SELECTION ::
--- --- ---

Ben Letterman – Even though he is a main character, his only appearances in season one were "Carrot Encounters of the Third Kind" and "From Here to Twinkle, Twinkle", followed by season two appearances in "Boo Who?" and "Ben the Blackmailer" (the only two season two episodes he appeared in) as well. So he only appeared in episodes A and B, but he also only appeared in episodes X and Y. Both can't be true. He is the Young family's next door neighbor, and is Zoe's rival. Max, FX and A.B. don't like him very much, as he is always bothering them and a boaster, plus he plays all sorts of mean tricks on them. According to Max, Ben is a bigger jerk than Zoe.
Fatso – A big rabbit from another planet that wants to carrotnap Rooty and eat him. His name is pronounced "FahZo" (the t is silent) and his only appearance was in "Carrot Encounters of the Third Kind".
Magellan the Cloud Keeper AKA Evil, nasty, bad-tempered, spiteful, etc. pirate –  Self-explanatory, his only appearance was in "Beach Blanket Baby". He is referred to as 'Magellan the Cloud Keeper'. He's so nasty-tempered, he refused to help Max, AB, FX and the mermaid (as well as the seahorse), when the beach was about to dry.
Pumpernickel – An evil wizard with black hair and a black mustache who tortured the village peasants to pay him by using the dragon as an incentive. He had a pet raven (named "Blackie") who could talk and tried to take over the whole world especially after imprisoning Max and the gang. The only episode featuring him (and Blackie, for that matter) was "Stitches in Time". He also hates pumpernickel bread. As said at the beginning, rather than the traditional long white beard and hair, this evil wizard has only a mustache and has black hair.
Black-Hole Bart – A villainous cowboy who cheats in rodeos and whips with a whiplash. He only appeared in "Cowboy Max".
Mr. Tartar –  A plump villain sporting bling and a blond quiff, who appears with his robot sidekick Mr Wrenchley in the episode "To Tell the Tooth". Tartar is "the most popular man in Tartarville" a town where teeth feature as prominent icons –  for example, the buildings all appear to have been constructed in the image of giant molars. Despite the generous and likable image he has cultivated, he has captured the Tooth Fairy and is stealing teeth from under children's pillows with the intention of having her turn them into cash so he can become the richest man in the Galaxy.
Sticky Wicket – A toy designer who kidnaps FX and tries to turn him into a toy line. He is fired from his job when the company he worked with decided to turn to making tires, while Wicket objected to the idea. He began advertising for cookies called Wicky-Biscuits as his new job. Appeared only in "Toys Will Be Toys".

--- --- ---

PROBLEM ::
Which characters have their own entry in the character list above?

COLLECTED DATA ::
--- --- ---

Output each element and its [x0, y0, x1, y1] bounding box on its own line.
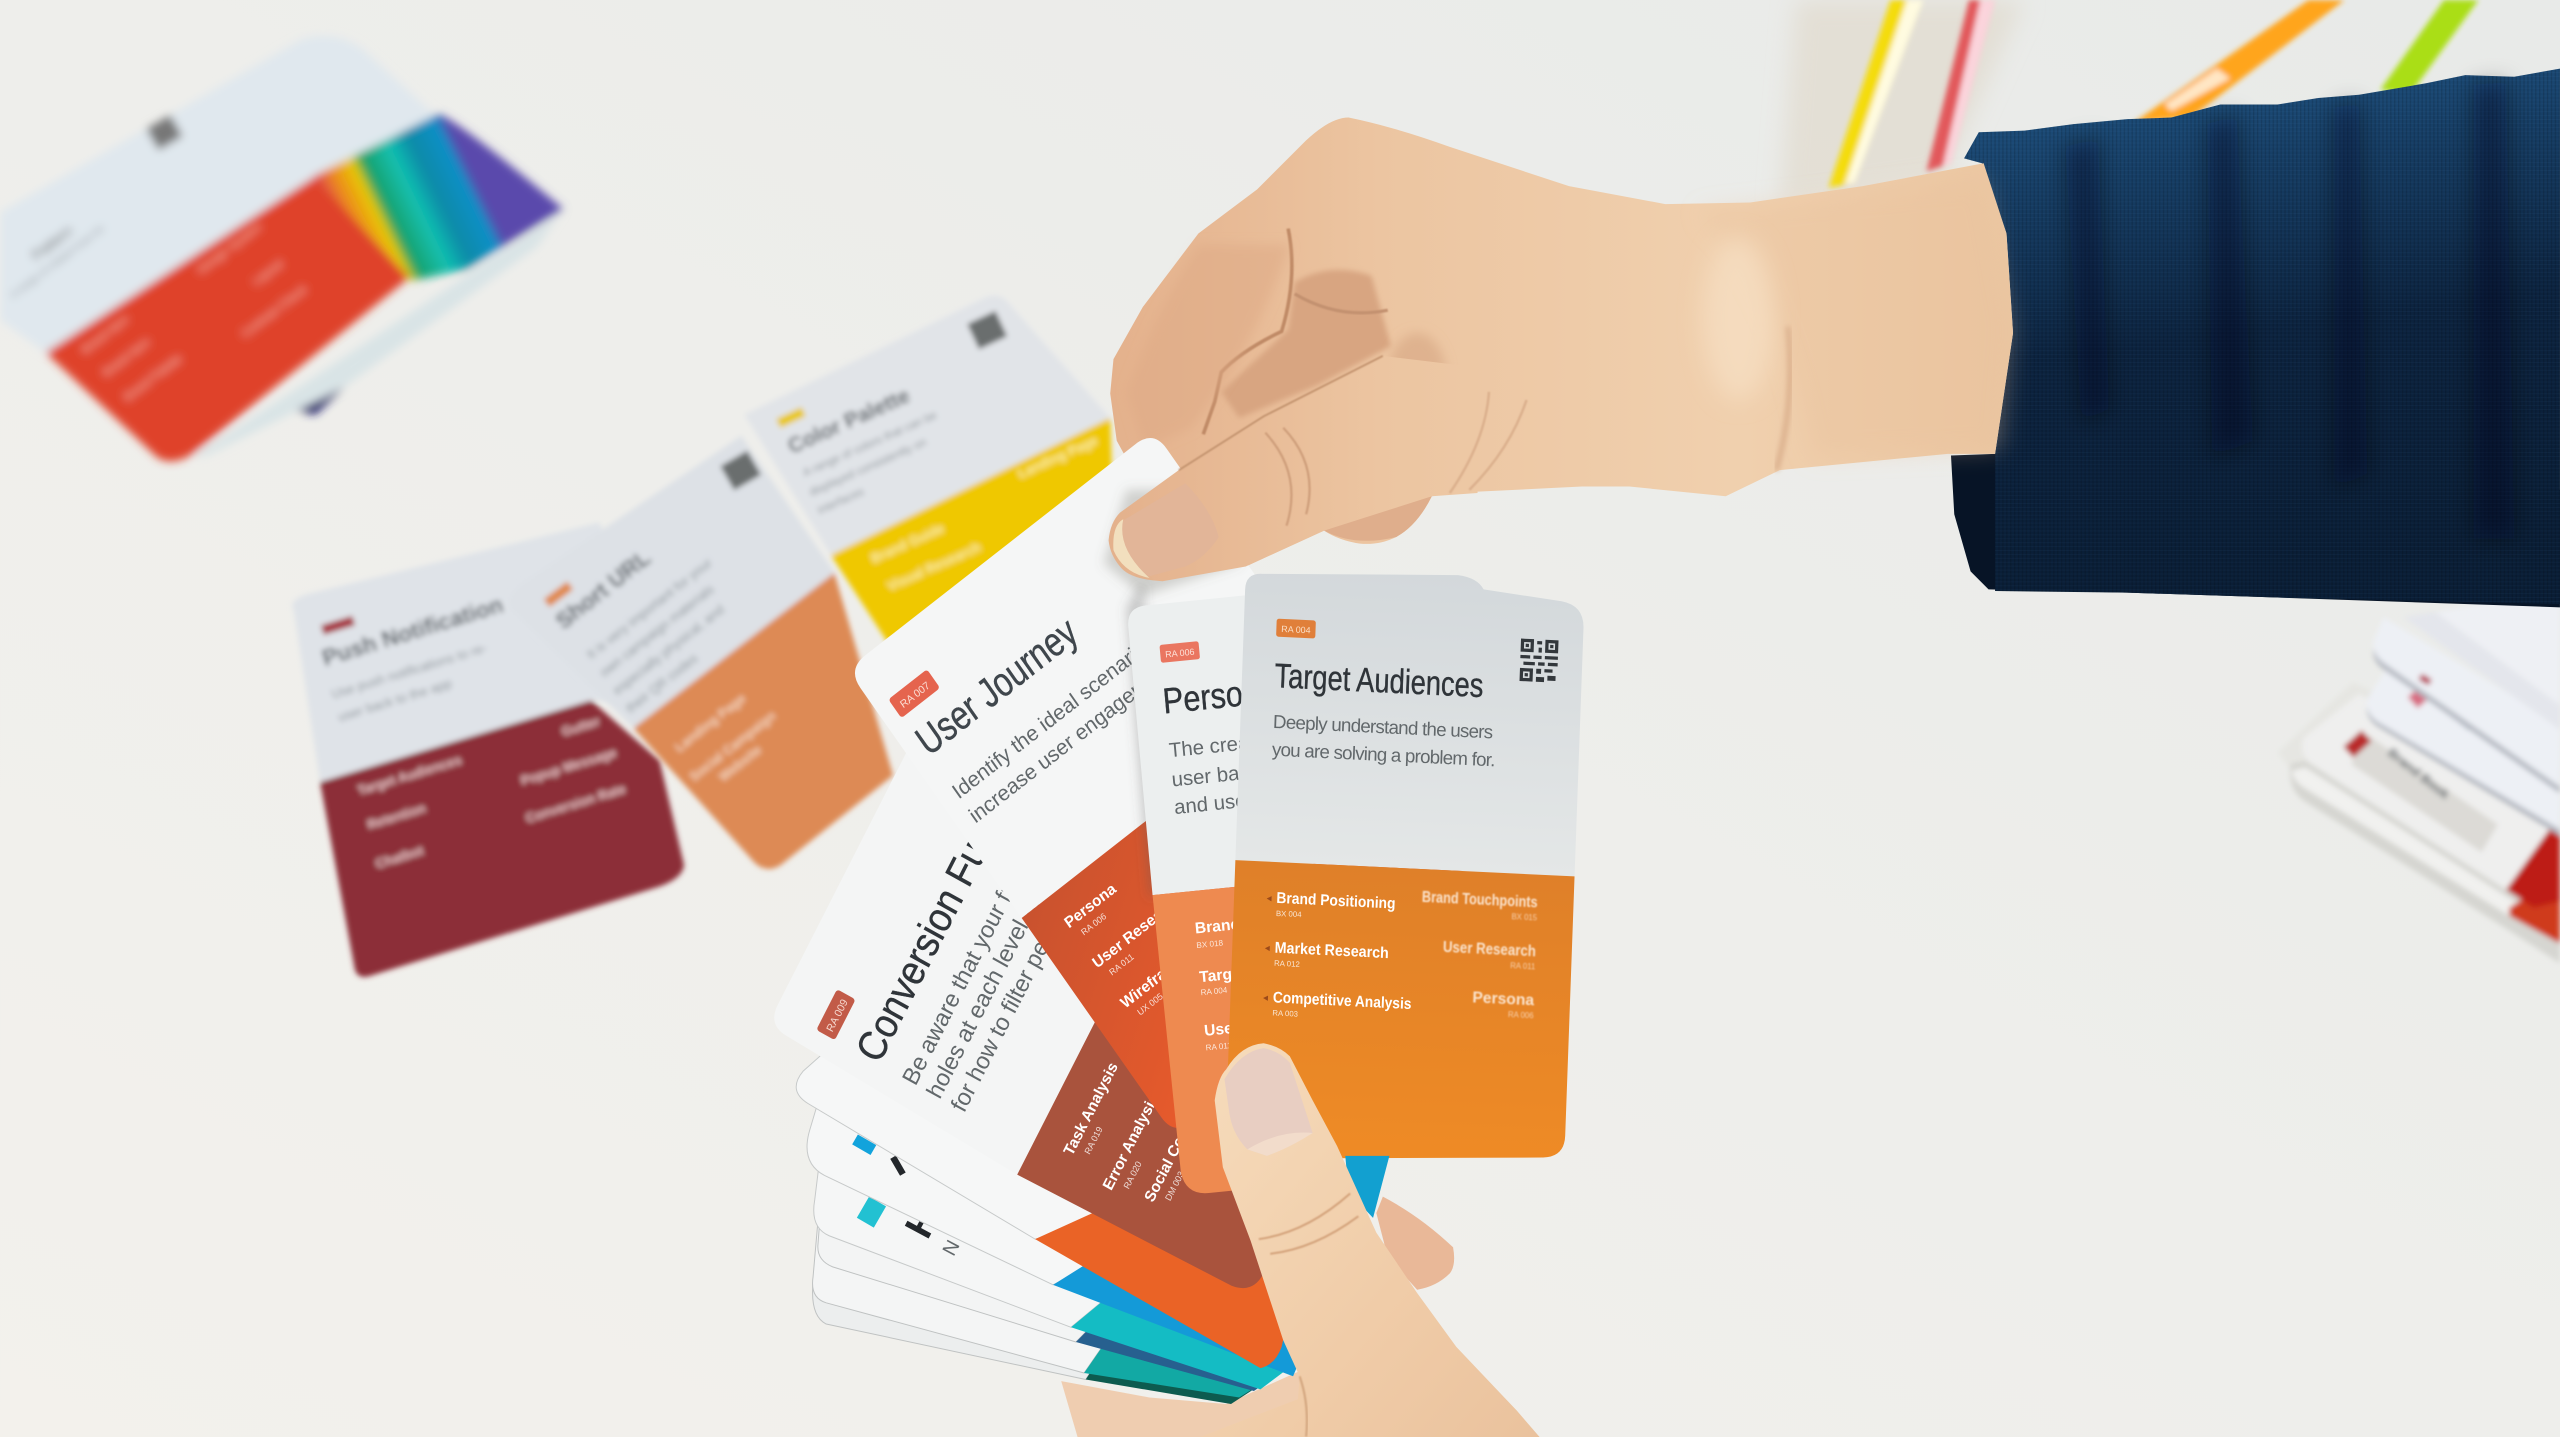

--- --- ---

OUTPUT FOR THIS TASK ::
Ben Letterman, Fatso, Magellan the Cloud Keeper, Pumpernickel, Black-Hole Bart, Mr. Tartar, Sticky Wicket